> Records provided
★ ★ ★

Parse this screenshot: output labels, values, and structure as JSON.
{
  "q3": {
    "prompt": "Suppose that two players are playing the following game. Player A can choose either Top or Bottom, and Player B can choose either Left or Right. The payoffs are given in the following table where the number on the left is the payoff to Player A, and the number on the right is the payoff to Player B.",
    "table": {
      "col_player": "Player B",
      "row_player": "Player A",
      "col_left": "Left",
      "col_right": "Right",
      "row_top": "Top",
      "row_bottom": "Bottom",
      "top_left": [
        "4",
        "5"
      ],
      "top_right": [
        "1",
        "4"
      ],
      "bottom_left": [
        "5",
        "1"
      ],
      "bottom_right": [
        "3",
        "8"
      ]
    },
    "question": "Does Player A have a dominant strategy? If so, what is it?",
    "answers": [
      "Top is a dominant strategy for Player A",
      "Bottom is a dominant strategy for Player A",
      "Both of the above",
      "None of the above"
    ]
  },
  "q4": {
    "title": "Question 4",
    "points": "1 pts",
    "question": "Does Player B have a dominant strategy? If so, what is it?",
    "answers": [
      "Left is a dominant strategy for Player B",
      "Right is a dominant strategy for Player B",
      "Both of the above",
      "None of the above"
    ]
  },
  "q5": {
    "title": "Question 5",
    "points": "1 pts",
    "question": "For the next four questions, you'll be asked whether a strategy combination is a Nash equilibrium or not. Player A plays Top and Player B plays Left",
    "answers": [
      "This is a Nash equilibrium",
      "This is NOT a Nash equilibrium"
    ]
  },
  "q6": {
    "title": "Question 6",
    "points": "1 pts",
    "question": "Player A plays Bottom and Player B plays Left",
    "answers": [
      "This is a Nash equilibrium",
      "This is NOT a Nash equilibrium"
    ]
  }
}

★ ★ ★

> What is being asked
Reproduce the complete data exactly as presented above.

> Response to the task
Parse this screenshot: output labels, values, and structure as JSON.
{
  "q3": {
    "prompt": "Suppose that two players are playing the following game. Player A can choose either Top or Bottom, and Player B can choose either Left or Right. The payoffs are given in the following table where the number on the left is the payoff to Player A, and the number on the right is the payoff to Player B.",
    "table": {
      "col_player": "Player B",
      "row_player": "Player A",
      "col_left": "Left",
      "col_right": "Right",
      "row_top": "Top",
      "row_bottom": "Bottom",
      "top_left": [
        "4",
        "5"
      ],
      "top_right": [
        "1",
        "4"
      ],
      "bottom_left": [
        "5",
        "1"
      ],
      "bottom_right": [
        "3",
        "8"
      ]
    },
    "question": "Does Player A have a dominant strategy? If so, what is it?",
    "answers": [
      "Top is a dominant strategy for Player A",
      "Bottom is a dominant strategy for Player A",
      "Both of the above",
      "None of the above"
    ]
  },
  "q4": {
    "title": "Question 4",
    "points": "1 pts",
    "question": "Does Player B have a dominant strategy? If so, what is it?",
    "answers": [
      "Left is a dominant strategy for Player B",
      "Right is a dominant strategy for Player B",
      "Both of the above",
      "None of the above"
    ]
  },
  "q5": {
    "title": "Question 5",
    "points": "1 pts",
    "question": "For the next four questions, you'll be asked whether a strategy combination is a Nash equilibrium or not. Player A plays Top and Player B plays Left",
    "answers": [
      "This is a Nash equilibrium",
      "This is NOT a Nash equilibrium"
    ]
  },
  "q6": {
    "title": "Question 6",
    "points": "1 pts",
    "question": "Player A plays Bottom and Player B plays Left",
    "answers": [
      "This is a Nash equilibrium",
      "This is NOT a Nash equilibrium"
    ]
  }
}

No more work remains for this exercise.